- Problem
In the data below, locate each line with the word "JSON" and list it.

- Figure dataset records
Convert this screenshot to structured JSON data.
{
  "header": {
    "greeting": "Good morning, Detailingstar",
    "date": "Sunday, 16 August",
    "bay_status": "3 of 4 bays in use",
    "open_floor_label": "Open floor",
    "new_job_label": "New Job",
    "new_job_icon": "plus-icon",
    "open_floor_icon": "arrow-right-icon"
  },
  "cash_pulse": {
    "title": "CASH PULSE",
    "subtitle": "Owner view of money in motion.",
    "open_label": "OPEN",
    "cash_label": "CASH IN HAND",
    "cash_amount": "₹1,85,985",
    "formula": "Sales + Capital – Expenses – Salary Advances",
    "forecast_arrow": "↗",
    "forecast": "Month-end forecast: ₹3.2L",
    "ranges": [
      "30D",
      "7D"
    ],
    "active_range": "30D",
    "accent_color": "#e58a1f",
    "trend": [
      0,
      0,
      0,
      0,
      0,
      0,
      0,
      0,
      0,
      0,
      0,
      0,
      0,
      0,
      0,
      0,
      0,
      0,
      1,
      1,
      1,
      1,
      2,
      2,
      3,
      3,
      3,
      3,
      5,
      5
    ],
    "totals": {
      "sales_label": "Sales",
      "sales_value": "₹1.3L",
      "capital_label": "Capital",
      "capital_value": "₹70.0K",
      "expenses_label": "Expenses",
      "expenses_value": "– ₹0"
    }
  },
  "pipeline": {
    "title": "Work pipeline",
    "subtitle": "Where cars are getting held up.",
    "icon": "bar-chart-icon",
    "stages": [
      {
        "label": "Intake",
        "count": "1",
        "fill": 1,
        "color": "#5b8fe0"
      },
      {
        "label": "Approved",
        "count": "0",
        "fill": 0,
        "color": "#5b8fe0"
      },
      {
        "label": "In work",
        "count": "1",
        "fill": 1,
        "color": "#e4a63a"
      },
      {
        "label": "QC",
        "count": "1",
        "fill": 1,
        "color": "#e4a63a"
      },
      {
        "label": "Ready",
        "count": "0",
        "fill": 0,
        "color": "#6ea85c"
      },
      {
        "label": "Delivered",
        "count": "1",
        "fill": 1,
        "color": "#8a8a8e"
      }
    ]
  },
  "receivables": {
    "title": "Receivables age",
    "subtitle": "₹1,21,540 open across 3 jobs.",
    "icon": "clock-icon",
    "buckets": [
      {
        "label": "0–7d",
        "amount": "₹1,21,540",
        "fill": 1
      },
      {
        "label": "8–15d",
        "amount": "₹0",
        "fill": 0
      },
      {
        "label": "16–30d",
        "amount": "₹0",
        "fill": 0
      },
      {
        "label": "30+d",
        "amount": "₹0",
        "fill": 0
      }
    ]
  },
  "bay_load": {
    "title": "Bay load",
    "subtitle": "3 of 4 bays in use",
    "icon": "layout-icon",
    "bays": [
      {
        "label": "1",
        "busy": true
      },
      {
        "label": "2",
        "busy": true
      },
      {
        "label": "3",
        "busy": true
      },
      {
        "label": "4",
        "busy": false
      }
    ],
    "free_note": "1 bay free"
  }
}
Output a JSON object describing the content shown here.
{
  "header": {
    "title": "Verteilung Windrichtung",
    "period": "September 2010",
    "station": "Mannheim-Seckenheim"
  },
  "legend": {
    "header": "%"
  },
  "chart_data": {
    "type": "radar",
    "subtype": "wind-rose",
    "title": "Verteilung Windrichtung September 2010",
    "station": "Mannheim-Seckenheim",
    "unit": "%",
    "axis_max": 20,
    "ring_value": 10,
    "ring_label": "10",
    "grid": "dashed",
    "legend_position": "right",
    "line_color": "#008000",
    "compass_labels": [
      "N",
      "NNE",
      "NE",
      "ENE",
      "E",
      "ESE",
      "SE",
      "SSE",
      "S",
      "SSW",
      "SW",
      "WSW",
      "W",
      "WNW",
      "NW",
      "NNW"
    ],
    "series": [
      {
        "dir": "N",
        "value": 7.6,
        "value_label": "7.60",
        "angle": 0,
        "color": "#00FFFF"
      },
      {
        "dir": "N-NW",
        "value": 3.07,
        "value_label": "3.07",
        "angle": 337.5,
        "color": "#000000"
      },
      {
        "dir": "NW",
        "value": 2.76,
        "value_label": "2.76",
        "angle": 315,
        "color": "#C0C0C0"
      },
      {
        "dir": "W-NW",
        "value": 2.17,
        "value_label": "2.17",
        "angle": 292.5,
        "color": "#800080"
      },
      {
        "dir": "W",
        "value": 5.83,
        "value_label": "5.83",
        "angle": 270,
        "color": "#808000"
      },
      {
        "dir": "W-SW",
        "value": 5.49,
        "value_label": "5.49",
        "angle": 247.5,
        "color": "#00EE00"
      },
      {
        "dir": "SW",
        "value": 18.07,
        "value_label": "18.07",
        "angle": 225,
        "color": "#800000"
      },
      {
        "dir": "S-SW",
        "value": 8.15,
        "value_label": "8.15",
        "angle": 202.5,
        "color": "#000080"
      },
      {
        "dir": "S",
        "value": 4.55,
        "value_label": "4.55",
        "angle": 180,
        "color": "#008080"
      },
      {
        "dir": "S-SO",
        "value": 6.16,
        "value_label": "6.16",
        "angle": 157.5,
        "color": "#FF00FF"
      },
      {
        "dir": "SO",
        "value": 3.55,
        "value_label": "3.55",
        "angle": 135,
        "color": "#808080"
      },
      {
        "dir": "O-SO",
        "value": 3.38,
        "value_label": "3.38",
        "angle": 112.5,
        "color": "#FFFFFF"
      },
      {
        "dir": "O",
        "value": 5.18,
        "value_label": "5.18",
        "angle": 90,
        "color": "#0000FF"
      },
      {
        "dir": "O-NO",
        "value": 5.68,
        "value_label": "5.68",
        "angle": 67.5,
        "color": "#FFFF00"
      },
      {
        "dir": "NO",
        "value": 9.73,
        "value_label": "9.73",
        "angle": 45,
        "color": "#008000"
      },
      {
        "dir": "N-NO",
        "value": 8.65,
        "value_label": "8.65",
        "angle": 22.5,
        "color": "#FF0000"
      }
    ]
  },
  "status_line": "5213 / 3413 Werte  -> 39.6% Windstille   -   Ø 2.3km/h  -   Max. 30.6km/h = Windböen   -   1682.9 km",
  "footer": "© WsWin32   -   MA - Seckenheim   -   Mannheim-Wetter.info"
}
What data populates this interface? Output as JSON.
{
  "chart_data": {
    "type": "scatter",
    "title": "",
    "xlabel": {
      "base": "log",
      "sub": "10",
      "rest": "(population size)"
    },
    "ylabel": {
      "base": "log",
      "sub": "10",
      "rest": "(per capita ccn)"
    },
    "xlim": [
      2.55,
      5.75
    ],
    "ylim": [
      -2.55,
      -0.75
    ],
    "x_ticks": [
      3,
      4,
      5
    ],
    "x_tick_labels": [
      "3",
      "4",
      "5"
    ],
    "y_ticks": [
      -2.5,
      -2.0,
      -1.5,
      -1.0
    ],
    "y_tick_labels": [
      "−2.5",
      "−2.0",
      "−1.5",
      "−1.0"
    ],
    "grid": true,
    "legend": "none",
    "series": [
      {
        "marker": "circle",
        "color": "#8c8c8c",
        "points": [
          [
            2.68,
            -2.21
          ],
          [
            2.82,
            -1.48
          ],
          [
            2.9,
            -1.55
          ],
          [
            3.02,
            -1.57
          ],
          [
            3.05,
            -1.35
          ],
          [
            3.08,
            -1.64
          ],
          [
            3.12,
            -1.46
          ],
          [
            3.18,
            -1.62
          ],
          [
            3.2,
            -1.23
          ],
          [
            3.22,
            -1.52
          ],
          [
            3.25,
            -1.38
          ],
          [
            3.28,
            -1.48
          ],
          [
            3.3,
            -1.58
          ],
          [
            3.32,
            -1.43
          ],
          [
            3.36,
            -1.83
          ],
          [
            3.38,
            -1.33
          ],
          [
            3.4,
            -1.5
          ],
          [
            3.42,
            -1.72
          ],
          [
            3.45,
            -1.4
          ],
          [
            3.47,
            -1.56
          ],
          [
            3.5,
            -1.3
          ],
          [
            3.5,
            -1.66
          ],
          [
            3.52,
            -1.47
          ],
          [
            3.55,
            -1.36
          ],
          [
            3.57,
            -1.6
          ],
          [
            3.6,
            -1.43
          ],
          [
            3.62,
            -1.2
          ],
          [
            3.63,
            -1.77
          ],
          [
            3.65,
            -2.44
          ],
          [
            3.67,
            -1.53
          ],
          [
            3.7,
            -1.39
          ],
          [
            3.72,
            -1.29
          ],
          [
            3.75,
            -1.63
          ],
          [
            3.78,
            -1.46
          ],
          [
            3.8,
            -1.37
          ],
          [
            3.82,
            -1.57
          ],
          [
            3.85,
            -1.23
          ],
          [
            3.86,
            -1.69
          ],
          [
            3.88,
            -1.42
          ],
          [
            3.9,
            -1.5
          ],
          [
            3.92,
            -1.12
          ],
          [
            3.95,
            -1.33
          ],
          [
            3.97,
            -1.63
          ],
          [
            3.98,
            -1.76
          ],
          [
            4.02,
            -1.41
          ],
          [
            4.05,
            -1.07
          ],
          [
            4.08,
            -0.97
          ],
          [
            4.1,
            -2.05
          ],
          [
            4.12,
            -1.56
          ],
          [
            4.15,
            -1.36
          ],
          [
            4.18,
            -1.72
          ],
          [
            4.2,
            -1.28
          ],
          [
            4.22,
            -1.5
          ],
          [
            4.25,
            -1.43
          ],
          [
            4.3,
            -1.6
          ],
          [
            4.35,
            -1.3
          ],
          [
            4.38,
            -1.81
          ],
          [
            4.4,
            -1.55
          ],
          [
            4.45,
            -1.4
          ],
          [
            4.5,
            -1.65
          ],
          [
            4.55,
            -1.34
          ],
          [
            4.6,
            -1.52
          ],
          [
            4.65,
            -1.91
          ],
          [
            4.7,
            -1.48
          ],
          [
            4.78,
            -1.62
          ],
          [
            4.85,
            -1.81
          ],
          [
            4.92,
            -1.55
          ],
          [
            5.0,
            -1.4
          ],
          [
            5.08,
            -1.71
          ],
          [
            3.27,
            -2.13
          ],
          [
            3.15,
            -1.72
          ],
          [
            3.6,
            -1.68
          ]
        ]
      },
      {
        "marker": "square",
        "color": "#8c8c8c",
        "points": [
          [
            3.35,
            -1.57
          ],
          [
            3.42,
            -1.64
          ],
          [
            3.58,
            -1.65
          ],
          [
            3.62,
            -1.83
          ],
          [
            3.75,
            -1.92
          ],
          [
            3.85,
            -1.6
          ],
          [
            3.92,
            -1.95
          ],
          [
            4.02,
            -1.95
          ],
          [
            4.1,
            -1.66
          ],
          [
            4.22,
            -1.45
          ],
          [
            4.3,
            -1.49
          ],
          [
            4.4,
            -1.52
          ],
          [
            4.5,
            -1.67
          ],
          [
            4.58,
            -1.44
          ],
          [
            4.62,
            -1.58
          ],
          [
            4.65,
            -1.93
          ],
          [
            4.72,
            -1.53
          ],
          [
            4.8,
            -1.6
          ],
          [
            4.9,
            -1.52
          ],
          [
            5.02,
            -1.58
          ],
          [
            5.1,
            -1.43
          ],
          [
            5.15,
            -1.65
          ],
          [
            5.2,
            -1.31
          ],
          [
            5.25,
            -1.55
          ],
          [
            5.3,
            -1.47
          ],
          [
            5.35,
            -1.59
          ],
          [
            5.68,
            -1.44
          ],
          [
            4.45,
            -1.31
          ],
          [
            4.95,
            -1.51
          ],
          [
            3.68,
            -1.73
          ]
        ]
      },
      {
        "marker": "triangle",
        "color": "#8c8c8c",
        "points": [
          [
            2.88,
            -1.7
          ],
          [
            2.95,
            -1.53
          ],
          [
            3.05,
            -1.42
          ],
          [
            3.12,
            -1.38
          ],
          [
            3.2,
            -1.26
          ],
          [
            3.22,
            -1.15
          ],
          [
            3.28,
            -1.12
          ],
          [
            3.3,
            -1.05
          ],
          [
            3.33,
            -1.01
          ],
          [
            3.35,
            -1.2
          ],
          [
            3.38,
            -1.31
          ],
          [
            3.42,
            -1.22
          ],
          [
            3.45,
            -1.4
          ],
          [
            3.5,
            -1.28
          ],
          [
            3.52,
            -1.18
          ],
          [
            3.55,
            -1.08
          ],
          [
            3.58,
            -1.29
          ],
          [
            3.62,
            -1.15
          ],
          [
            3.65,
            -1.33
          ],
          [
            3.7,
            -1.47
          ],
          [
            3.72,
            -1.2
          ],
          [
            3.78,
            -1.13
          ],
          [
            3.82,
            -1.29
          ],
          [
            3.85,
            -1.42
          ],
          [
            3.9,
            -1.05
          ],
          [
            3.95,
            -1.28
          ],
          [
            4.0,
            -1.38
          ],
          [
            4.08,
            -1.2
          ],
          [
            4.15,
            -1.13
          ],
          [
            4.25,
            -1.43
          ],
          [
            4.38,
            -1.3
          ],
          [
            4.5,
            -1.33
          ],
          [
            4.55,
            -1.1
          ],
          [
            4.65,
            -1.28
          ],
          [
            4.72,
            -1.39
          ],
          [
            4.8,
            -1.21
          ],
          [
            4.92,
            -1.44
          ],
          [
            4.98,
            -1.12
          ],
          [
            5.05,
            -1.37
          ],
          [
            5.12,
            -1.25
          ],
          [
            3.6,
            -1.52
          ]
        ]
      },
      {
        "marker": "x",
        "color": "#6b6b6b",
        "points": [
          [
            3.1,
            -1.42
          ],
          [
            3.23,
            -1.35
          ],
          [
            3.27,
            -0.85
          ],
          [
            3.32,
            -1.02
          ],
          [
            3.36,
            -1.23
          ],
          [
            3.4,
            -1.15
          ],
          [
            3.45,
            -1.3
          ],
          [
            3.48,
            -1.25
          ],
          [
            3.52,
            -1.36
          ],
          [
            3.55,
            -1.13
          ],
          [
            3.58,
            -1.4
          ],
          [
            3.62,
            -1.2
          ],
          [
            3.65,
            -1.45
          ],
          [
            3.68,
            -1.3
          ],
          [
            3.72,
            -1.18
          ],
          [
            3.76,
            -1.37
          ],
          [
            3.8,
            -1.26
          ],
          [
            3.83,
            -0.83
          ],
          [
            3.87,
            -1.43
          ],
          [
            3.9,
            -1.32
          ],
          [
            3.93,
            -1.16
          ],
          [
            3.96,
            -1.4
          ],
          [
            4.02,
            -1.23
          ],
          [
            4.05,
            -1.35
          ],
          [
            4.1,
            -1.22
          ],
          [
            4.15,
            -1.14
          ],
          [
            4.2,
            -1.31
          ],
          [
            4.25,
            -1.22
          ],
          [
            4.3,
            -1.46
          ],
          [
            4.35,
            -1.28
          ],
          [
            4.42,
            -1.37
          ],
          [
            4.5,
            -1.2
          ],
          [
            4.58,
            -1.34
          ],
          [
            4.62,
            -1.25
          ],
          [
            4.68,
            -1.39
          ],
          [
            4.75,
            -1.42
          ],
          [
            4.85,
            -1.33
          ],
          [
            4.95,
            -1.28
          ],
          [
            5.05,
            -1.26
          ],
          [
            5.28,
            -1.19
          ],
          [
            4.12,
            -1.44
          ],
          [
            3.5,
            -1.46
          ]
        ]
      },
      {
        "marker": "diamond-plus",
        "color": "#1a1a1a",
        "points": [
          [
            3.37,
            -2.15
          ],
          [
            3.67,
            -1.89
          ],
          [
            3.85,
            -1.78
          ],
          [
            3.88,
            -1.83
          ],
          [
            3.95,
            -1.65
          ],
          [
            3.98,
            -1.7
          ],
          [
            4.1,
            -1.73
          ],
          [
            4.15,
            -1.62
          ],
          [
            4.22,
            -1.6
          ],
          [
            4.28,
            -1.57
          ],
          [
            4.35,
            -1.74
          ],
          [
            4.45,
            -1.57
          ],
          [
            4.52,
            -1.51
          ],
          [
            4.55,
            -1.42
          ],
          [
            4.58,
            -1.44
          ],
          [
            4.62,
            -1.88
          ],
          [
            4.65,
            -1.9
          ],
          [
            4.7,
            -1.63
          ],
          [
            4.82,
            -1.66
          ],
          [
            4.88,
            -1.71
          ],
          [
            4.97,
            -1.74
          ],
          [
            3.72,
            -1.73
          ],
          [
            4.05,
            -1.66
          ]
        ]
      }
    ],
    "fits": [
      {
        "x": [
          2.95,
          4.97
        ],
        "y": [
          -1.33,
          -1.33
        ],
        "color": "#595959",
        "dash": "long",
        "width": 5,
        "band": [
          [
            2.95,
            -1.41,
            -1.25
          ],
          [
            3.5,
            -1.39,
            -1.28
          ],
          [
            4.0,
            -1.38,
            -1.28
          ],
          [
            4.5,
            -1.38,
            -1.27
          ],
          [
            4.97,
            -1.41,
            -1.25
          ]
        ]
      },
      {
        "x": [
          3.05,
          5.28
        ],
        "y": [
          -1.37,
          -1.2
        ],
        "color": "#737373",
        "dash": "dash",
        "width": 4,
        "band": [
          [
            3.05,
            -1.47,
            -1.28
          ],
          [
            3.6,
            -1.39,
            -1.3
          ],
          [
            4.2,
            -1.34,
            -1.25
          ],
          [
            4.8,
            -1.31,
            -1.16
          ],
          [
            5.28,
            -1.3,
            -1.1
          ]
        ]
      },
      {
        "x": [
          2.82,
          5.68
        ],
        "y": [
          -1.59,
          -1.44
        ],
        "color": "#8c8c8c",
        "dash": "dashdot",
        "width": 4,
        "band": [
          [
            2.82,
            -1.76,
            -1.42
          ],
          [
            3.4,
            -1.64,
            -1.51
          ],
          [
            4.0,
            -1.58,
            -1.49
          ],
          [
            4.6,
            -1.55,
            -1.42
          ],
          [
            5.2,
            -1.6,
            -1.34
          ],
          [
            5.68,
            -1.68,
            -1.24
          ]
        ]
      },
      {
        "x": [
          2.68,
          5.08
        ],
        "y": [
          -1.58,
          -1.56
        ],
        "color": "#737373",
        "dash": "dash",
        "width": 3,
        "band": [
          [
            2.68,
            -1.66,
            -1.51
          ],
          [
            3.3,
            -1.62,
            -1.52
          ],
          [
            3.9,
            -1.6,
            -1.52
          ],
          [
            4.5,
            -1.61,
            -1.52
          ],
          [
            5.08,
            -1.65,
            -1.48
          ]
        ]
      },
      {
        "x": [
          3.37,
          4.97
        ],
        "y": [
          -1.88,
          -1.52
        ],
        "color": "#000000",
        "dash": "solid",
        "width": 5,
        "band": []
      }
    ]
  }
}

- Response
Convert this screenshot to structured JSON data.
Output a JSON object describing the content shown here.
What data populates this interface? Output as JSON.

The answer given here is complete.